• _Task to carry out_
Note each line of the listing that contains the string "title", and copy it.

• _Dataset listings of figures_
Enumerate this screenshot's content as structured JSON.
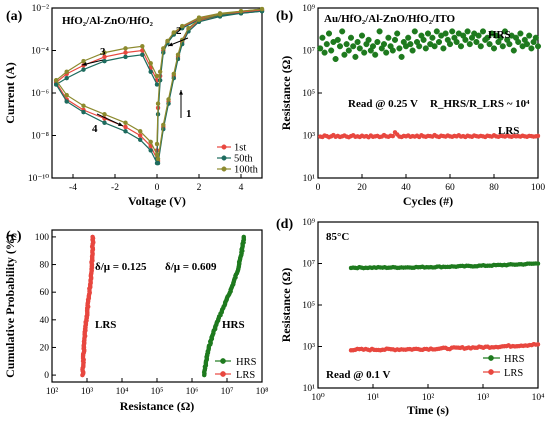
{
  "chart_data": [
    {
      "type": "line",
      "panel_label": "(a)",
      "title": "HfO₂/Al-ZnO/HfO₂",
      "xlabel": "Voltage (V)",
      "ylabel": "Current (A)",
      "xlim": [
        -5,
        5
      ],
      "ylim_log10": [
        -10,
        -2
      ],
      "x_ticks": [
        "-4",
        "-2",
        "0",
        "2",
        "4"
      ],
      "y_ticks": [
        "10⁻¹⁰",
        "10⁻⁸",
        "10⁻⁶",
        "10⁻⁴",
        "10⁻²"
      ],
      "annotations": [
        "1",
        "2",
        "3",
        "4"
      ],
      "legend_position": "bottom-right",
      "series": [
        {
          "name": "1st",
          "color": "#e8473f",
          "set": [
            [
              0.05,
              -9.2
            ],
            [
              0.3,
              -7.6
            ],
            [
              0.55,
              -6.4
            ],
            [
              0.8,
              -5.2
            ],
            [
              1.0,
              -4.3
            ],
            [
              1.2,
              -3.6
            ],
            [
              1.5,
              -3.0
            ],
            [
              2.0,
              -2.6
            ],
            [
              3,
              -2.35
            ],
            [
              4,
              -2.2
            ],
            [
              5,
              -2.1
            ]
          ],
          "return": [
            [
              5,
              -2.1
            ],
            [
              4,
              -2.2
            ],
            [
              3,
              -2.3
            ],
            [
              2,
              -2.5
            ],
            [
              1.2,
              -2.9
            ],
            [
              0.8,
              -3.2
            ],
            [
              0.5,
              -3.6
            ],
            [
              0.3,
              -4.0
            ],
            [
              0.15,
              -5.2
            ],
            [
              0.05,
              -6.7
            ],
            [
              0,
              -8.7
            ]
          ],
          "hrs_upper": [
            [
              0,
              -5.4
            ],
            [
              -0.3,
              -4.8
            ],
            [
              -0.7,
              -4.0
            ],
            [
              -1.5,
              -4.1
            ],
            [
              -2.5,
              -4.3
            ],
            [
              -3.5,
              -4.7
            ],
            [
              -4.3,
              -5.1
            ],
            [
              -4.8,
              -5.5
            ]
          ],
          "hrs_lower": [
            [
              -4.8,
              -5.5
            ],
            [
              -4.3,
              -6.3
            ],
            [
              -3.5,
              -6.8
            ],
            [
              -2.5,
              -7.2
            ],
            [
              -1.5,
              -7.6
            ],
            [
              -0.8,
              -8.0
            ],
            [
              -0.3,
              -8.5
            ],
            [
              0,
              -9.1
            ]
          ]
        },
        {
          "name": "50th",
          "color": "#1d6b5e",
          "set": [
            [
              0.05,
              -9.3
            ],
            [
              0.3,
              -7.7
            ],
            [
              0.55,
              -6.5
            ],
            [
              0.8,
              -5.3
            ],
            [
              1.0,
              -4.4
            ],
            [
              1.2,
              -3.7
            ],
            [
              1.5,
              -3.1
            ],
            [
              2.0,
              -2.65
            ],
            [
              3,
              -2.4
            ],
            [
              4,
              -2.25
            ],
            [
              5,
              -2.15
            ]
          ],
          "return": [
            [
              5,
              -2.15
            ],
            [
              4,
              -2.25
            ],
            [
              3,
              -2.35
            ],
            [
              2,
              -2.55
            ],
            [
              1.2,
              -2.95
            ],
            [
              0.8,
              -3.25
            ],
            [
              0.5,
              -3.65
            ],
            [
              0.3,
              -4.1
            ],
            [
              0.15,
              -5.4
            ],
            [
              0.05,
              -7.0
            ],
            [
              0,
              -9.1
            ]
          ],
          "hrs_upper": [
            [
              0,
              -5.6
            ],
            [
              -0.3,
              -5.0
            ],
            [
              -0.7,
              -4.2
            ],
            [
              -1.5,
              -4.3
            ],
            [
              -2.5,
              -4.5
            ],
            [
              -3.5,
              -4.9
            ],
            [
              -4.3,
              -5.3
            ],
            [
              -4.8,
              -5.6
            ]
          ],
          "hrs_lower": [
            [
              -4.8,
              -5.6
            ],
            [
              -4.3,
              -6.4
            ],
            [
              -3.5,
              -6.9
            ],
            [
              -2.5,
              -7.4
            ],
            [
              -1.5,
              -7.8
            ],
            [
              -0.8,
              -8.2
            ],
            [
              -0.3,
              -8.7
            ],
            [
              0,
              -9.3
            ]
          ]
        },
        {
          "name": "100th",
          "color": "#8c8a2e",
          "set": [
            [
              0.05,
              -9.1
            ],
            [
              0.3,
              -7.5
            ],
            [
              0.55,
              -6.3
            ],
            [
              0.8,
              -5.1
            ],
            [
              1.0,
              -4.2
            ],
            [
              1.2,
              -3.5
            ],
            [
              1.5,
              -2.95
            ],
            [
              2.0,
              -2.55
            ],
            [
              3,
              -2.3
            ],
            [
              4,
              -2.15
            ],
            [
              5,
              -2.05
            ]
          ],
          "return": [
            [
              5,
              -2.05
            ],
            [
              4,
              -2.15
            ],
            [
              3,
              -2.25
            ],
            [
              2,
              -2.45
            ],
            [
              1.2,
              -2.85
            ],
            [
              0.8,
              -3.15
            ],
            [
              0.5,
              -3.55
            ],
            [
              0.3,
              -3.9
            ],
            [
              0.15,
              -5.0
            ],
            [
              0.05,
              -6.5
            ],
            [
              0,
              -8.4
            ]
          ],
          "hrs_upper": [
            [
              0,
              -5.2
            ],
            [
              -0.3,
              -4.6
            ],
            [
              -0.7,
              -3.8
            ],
            [
              -1.5,
              -3.9
            ],
            [
              -2.5,
              -4.1
            ],
            [
              -3.5,
              -4.5
            ],
            [
              -4.3,
              -5.0
            ],
            [
              -4.8,
              -5.4
            ]
          ],
          "hrs_lower": [
            [
              -4.8,
              -5.4
            ],
            [
              -4.3,
              -6.1
            ],
            [
              -3.5,
              -6.6
            ],
            [
              -2.5,
              -7.0
            ],
            [
              -1.5,
              -7.4
            ],
            [
              -0.8,
              -7.8
            ],
            [
              -0.3,
              -8.3
            ],
            [
              0,
              -8.9
            ]
          ]
        }
      ]
    },
    {
      "type": "scatter",
      "panel_label": "(b)",
      "title": "Au/HfO₂/Al-ZnO/HfO₂/ITO",
      "xlabel": "Cycles (#)",
      "ylabel": "Resistance (Ω)",
      "xlim": [
        0,
        100
      ],
      "ylim_log10": [
        1,
        9
      ],
      "x_ticks": [
        "0",
        "20",
        "40",
        "60",
        "80",
        "100"
      ],
      "y_ticks": [
        "10¹",
        "10³",
        "10⁵",
        "10⁷",
        "10⁹"
      ],
      "annotations": [
        "Read @ 0.25 V",
        "R_HRS/R_LRS ~ 10⁴"
      ],
      "series": [
        {
          "name": "HRS",
          "color": "#1e7a1e",
          "log10_values": [
            7.1,
            7.6,
            6.9,
            7.3,
            7.8,
            7.0,
            7.4,
            6.6,
            7.5,
            7.2,
            7.9,
            6.8,
            7.3,
            7.0,
            7.6,
            7.2,
            6.7,
            7.4,
            7.1,
            7.7,
            6.9,
            7.3,
            7.5,
            7.0,
            7.2,
            6.8,
            7.4,
            7.9,
            7.1,
            7.3,
            6.9,
            7.6,
            7.2,
            7.0,
            7.5,
            7.8,
            7.1,
            6.7,
            7.4,
            7.2,
            7.6,
            7.3,
            7.0,
            7.9,
            7.4,
            7.2,
            7.7,
            7.5,
            7.1,
            7.8,
            7.3,
            7.6,
            7.2,
            7.9,
            7.4,
            7.7,
            7.1,
            7.8,
            7.5,
            7.3,
            7.9,
            7.6,
            7.4,
            7.8,
            7.2,
            7.7,
            7.5,
            7.9,
            7.3,
            7.6,
            7.8,
            7.4,
            7.7,
            7.2,
            7.9,
            7.5,
            7.6,
            7.3,
            7.8,
            7.1,
            7.7,
            7.4,
            7.6,
            7.2,
            7.9,
            7.5,
            7.3,
            7.7,
            7.0,
            7.6,
            7.4,
            7.8,
            7.2,
            7.5,
            7.3,
            7.7,
            7.1,
            7.4,
            7.6,
            7.2
          ]
        },
        {
          "name": "LRS",
          "color": "#e8473f",
          "log10_values": [
            2.95,
            2.93,
            3.0,
            2.97,
            2.92,
            2.96,
            3.02,
            2.94,
            2.98,
            2.93,
            2.96,
            3.0,
            2.95,
            2.92,
            2.97,
            3.01,
            2.94,
            2.96,
            2.93,
            2.99,
            2.95,
            2.97,
            2.92,
            3.0,
            2.94,
            2.96,
            2.98,
            2.93,
            2.95,
            3.02,
            2.96,
            2.94,
            2.99,
            2.97,
            3.15,
            3.05,
            2.95,
            2.93,
            2.98,
            2.96,
            3.0,
            2.94,
            2.97,
            2.95,
            2.99,
            2.93,
            3.01,
            2.96,
            2.94,
            2.98,
            2.97,
            2.95,
            3.02,
            2.96,
            2.93,
            2.99,
            2.97,
            2.95,
            3.0,
            2.96,
            2.94,
            2.98,
            2.96,
            3.01,
            2.95,
            2.97,
            2.93,
            2.99,
            2.96,
            2.94,
            3.0,
            2.97,
            2.95,
            2.98,
            2.96,
            2.93,
            2.99,
            2.97,
            2.95,
            3.01,
            2.96,
            2.94,
            2.98,
            2.97,
            2.95,
            3.0,
            2.96,
            2.94,
            2.98,
            2.96,
            2.97,
            2.95,
            2.99,
            2.96,
            2.94,
            2.98,
            2.97,
            2.95,
            2.96,
            2.98
          ]
        }
      ],
      "series_labels": [
        "HRS",
        "LRS"
      ]
    },
    {
      "type": "scatter",
      "panel_label": "(c)",
      "xlabel": "Resistance (Ω)",
      "ylabel": "Cumulative Probability (%)",
      "xlim_log10": [
        2,
        8
      ],
      "ylim": [
        -5,
        105
      ],
      "x_ticks": [
        "10²",
        "10³",
        "10⁴",
        "10⁵",
        "10⁶",
        "10⁷",
        "10⁸"
      ],
      "y_ticks": [
        "0",
        "20",
        "40",
        "60",
        "80",
        "100"
      ],
      "annotations": [
        {
          "text": "δ/μ = 0.125",
          "color": "#e8473f"
        },
        {
          "text": "δ/μ = 0.609",
          "color": "#1e7a1e"
        },
        {
          "text": "LRS",
          "color": "#000000"
        },
        {
          "text": "HRS",
          "color": "#000000"
        }
      ],
      "legend_position": "bottom-right",
      "series": [
        {
          "name": "HRS",
          "color": "#1e7a1e",
          "log10_start": 6.35,
          "log10_end": 7.48
        },
        {
          "name": "LRS",
          "color": "#e8473f",
          "log10_start": 2.88,
          "log10_end": 3.17
        }
      ]
    },
    {
      "type": "scatter",
      "panel_label": "(d)",
      "title": "85°C",
      "xlabel": "Time (s)",
      "ylabel": "Resistance (Ω)",
      "xlim_log10": [
        0,
        4
      ],
      "ylim_log10": [
        1,
        9
      ],
      "x_ticks": [
        "10⁰",
        "10¹",
        "10²",
        "10³",
        "10⁴"
      ],
      "y_ticks": [
        "10¹",
        "10³",
        "10⁵",
        "10⁷",
        "10⁹"
      ],
      "annotations": [
        "Read @ 0.1 V"
      ],
      "legend_position": "bottom-right",
      "series": [
        {
          "name": "HRS",
          "color": "#1e7a1e",
          "log10_time": [
            0.6,
            4
          ],
          "log10_values_start": 6.8,
          "log10_values_end": 7.0
        },
        {
          "name": "LRS",
          "color": "#e8473f",
          "log10_time": [
            0.6,
            4
          ],
          "log10_values_start": 2.85,
          "log10_values_end": 3.1
        }
      ]
    }
  ]
}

• _Answer to the task_
      "title": "HfO₂/Al-ZnO/HfO₂",
      "title": "Au/HfO₂/Al-ZnO/HfO₂/ITO",
      "title": "85°C",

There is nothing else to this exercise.